● EXERCISE DESCRIPTION
Select, from the material below, each line with "inclusion" in it.

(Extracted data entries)
** Start **

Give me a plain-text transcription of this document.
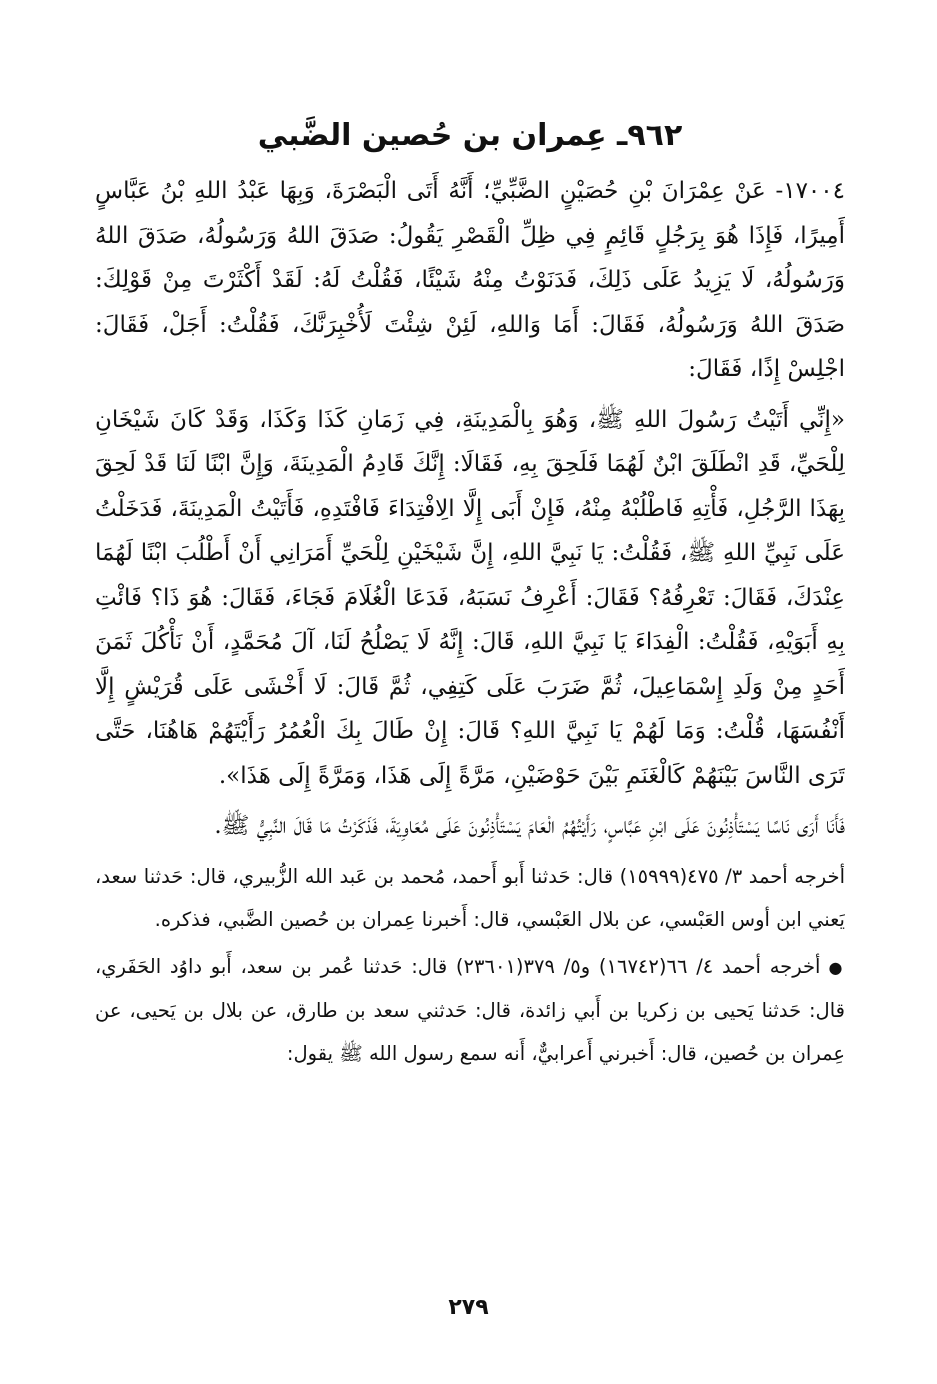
٩٦٢ـ عِمران بن حُصين الضَّبي

١٧٠٠٤- عَنْ عِمْرَانَ بْنِ حُصَيْنٍ الضَّبِّيِّ؛ أَنَّهُ أَتَى الْبَصْرَةَ، وَبِهَا عَبْدُ اللهِ بْنُ عَبَّاسٍ أَمِيرًا، فَإِذَا هُوَ بِرَجُلٍ قَائِمٍ فِي ظِلِّ الْقَصْرِ يَقُولُ: صَدَقَ اللهُ وَرَسُولُهُ، صَدَقَ اللهُ وَرَسُولُهُ، لَا يَزِيدُ عَلَى ذَلِكَ، فَدَنَوْتُ مِنْهُ شَيْئًا، فَقُلْتُ لَهُ: لَقَدْ أَكْثَرْتَ مِنْ قَوْلِكَ: صَدَقَ اللهُ وَرَسُولُهُ، فَقَالَ: أَمَا وَاللهِ، لَئِنْ شِئْتَ لَأُخْبِرَنَّكَ، فَقُلْتُ: أَجَلْ، فَقَالَ: اجْلِسْ إِذًا، فَقَالَ:

«إِنِّي أَتَيْتُ رَسُولَ اللهِ ﷺ، وَهُوَ بِالْمَدِينَةِ، فِي زَمَانِ كَذَا وَكَذَا، وَقَدْ كَانَ شَيْخَانِ لِلْحَيِّ، قَدِ انْطَلَقَ ابْنٌ لَهُمَا فَلَحِقَ بِهِ، فَقَالَا: إِنَّكَ قَادِمُ الْمَدِينَةَ، وَإِنَّ ابْنًا لَنَا قَدْ لَحِقَ بِهَذَا الرَّجُلِ، فَأْتِهِ فَاطْلُبْهُ مِنْهُ، فَإِنْ أَبَى إِلَّا الِافْتِدَاءَ فَافْتَدِهِ، فَأَتَيْتُ الْمَدِينَةَ، فَدَخَلْتُ عَلَى نَبِيِّ اللهِ ﷺ، فَقُلْتُ: يَا نَبِيَّ اللهِ، إِنَّ شَيْخَيْنِ لِلْحَيِّ أَمَرَانِي أَنْ أَطْلُبَ ابْنًا لَهُمَا عِنْدَكَ، فَقَالَ: تَعْرِفُهُ؟ فَقَالَ: أَعْرِفُ نَسَبَهُ، فَدَعَا الْغُلَامَ فَجَاءَ، فَقَالَ: هُوَ ذَا؟ فَائْتِ بِهِ أَبَوَيْهِ، فَقُلْتُ: الْفِدَاءَ يَا نَبِيَّ اللهِ، قَالَ: إِنَّهُ لَا يَصْلُحُ لَنَا، آلَ مُحَمَّدٍ، أَنْ نَأْكُلَ ثَمَنَ أَحَدٍ مِنْ وَلَدِ إِسْمَاعِيلَ، ثُمَّ ضَرَبَ عَلَى كَتِفِي، ثُمَّ قَالَ: لَا أَخْشَى عَلَى قُرَيْشٍ إِلَّا أَنْفُسَهَا، قُلْتُ: وَمَا لَهُمْ يَا نَبِيَّ اللهِ؟ قَالَ: إِنْ طَالَ بِكَ الْعُمُرُ رَأَيْتَهُمْ هَاهُنَا، حَتَّى تَرَى النَّاسَ بَيْنَهُمْ كَالْغَنَمِ بَيْنَ حَوْضَيْنِ، مَرَّةً إِلَى هَذَا، وَمَرَّةً إِلَى هَذَا».

فَأَنَا أَرَى نَاسًا يَسْتَأْذِنُونَ عَلَى ابْنِ عَبَّاسٍ، رَأَيْتُهُمُ الْعَامَ يَسْتَأْذِنُونَ عَلَى مُعَاوِيَةَ، فَذَكَرْتُ مَا قَالَ النَّبِيُّ ﷺ.

أخرجه أحمد ٣/ ٤٧٥(١٥٩٩٩) قال: حَدثنا أَبو أَحمد، مُحمد بن عَبد الله الزُّبيري، قال: حَدثنا سعد، يَعني ابن أوس العَبْسي، عن بلال العَبْسي، قال: أَخبرنا عِمران بن حُصين الضَّبي، فذكره.

●أخرجه أحمد ٤/ ٦٦(١٦٧٤٢) و٥/ ٣٧٩(٢٣٦٠١) قال: حَدثنا عُمر بن سعد، أَبو داوُد الحَفَري، قال: حَدثنا يَحيى بن زكريا بن أَبي زائدة، قال: حَدثني سعد بن طارق، عن بلال بن يَحيى، عن عِمران بن حُصين، قال: أَخبرني أَعرابيٌّ، أَنه سمع رسول الله ﷺ يقول:

٢٧٩
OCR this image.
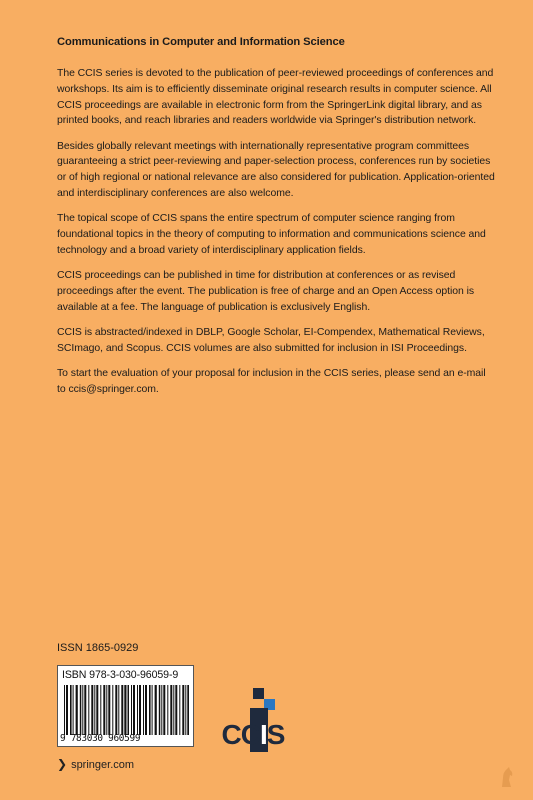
Communications in Computer and Information Science

The CCIS series is devoted to the publication of peer-reviewed proceedings of conferences and workshops. Its aim is to efficiently disseminate original research results in computer science. All CCIS proceedings are available in electronic form from the SpringerLink digital library, and as printed books, and reach libraries and readers worldwide via Springer's distribution network.

Besides globally relevant meetings with internationally representative program committees guaranteeing a strict peer-reviewing and paper-selection process, conferences run by societies or of high regional or national relevance are also considered for publication. Application-oriented and interdisciplinary conferences are also welcome.

The topical scope of CCIS spans the entire spectrum of computer science ranging from foundational topics in the theory of computing to information and communications science and technology and a broad variety of interdisciplinary application fields.

CCIS proceedings can be published in time for distribution at conferences or as revised proceedings after the event. The publication is free of charge and an Open Access option is available at a fee. The language of publication is exclusively English.

CCIS is abstracted/indexed in DBLP, Google Scholar, EI-Compendex, Mathematical Reviews, SCImago, and Scopus. CCIS volumes are also submitted for inclusion in ISI Proceedings.

To start the evaluation of your proposal for inclusion in the CCIS series, please send an e-mail to ccis@springer.com.

ISSN 1865-0929
ISBN 978-3-030-96059-9
9 783030 960599	CCIS
❯ springer.com
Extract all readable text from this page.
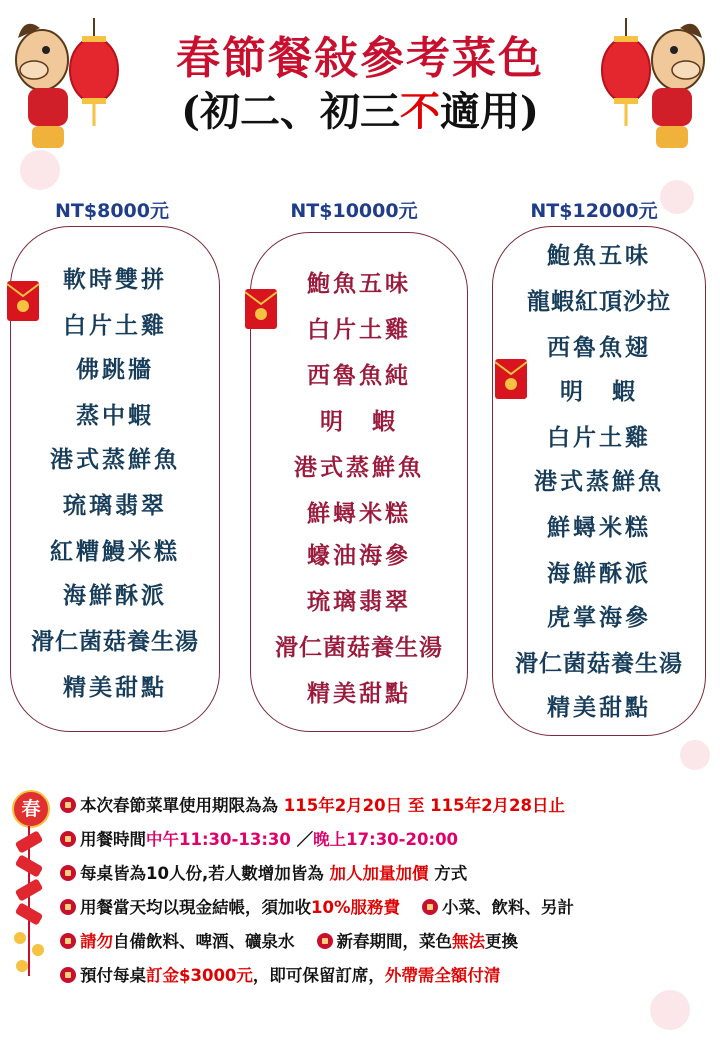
春節餐敍參考菜色
(初二、初三不適用)
NT$8000元	NT$10000元	NT$12000元
軟時雙拼
白片土雞
佛跳牆
蒸中蝦
港式蒸鮮魚
琉璃翡翠
紅糟鰻米糕
海鮮酥派
滑仁菌菇養生湯
精美甜點
鮑魚五味
白片土雞
西魯魚純
明　蝦
港式蒸鮮魚
鮮蟳米糕
蠔油海參
琉璃翡翠
滑仁菌菇養生湯
精美甜點
鮑魚五味
龍蝦紅頂沙拉
西魯魚翅
明　蝦
白片土雞
港式蒸鮮魚
鮮蟳米糕
海鮮酥派
虎掌海參
滑仁菌菇養生湯
精美甜點
春	本次春節菜單使用期限為為 115年2月20日 至 115年2月28日止
用餐時間中午11:30-13:30 ／晚上17:30-20:00
每桌皆為10人份,若人數增加皆為 加人加量加價 方式
用餐當天均以現金結帳，須加收10%服務費	小菜、飲料、另計
請勿自備飲料、啤酒、礦泉水	新春期間，菜色無法更換
預付每桌訂金$3000元，即可保留訂席，外帶需全額付清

** End **

● FULL ANSWER
CCIS is abstracted/indexed in DBLP, Google Scholar, EI-Compendex, Mathematical Reviews, SCImago, and Scopus. CCIS volumes are also submitted for inclusion in ISI Proceedings.
To start the evaluation of your proposal for inclusion in the CCIS series, please send an e-mail to ccis@springer.com.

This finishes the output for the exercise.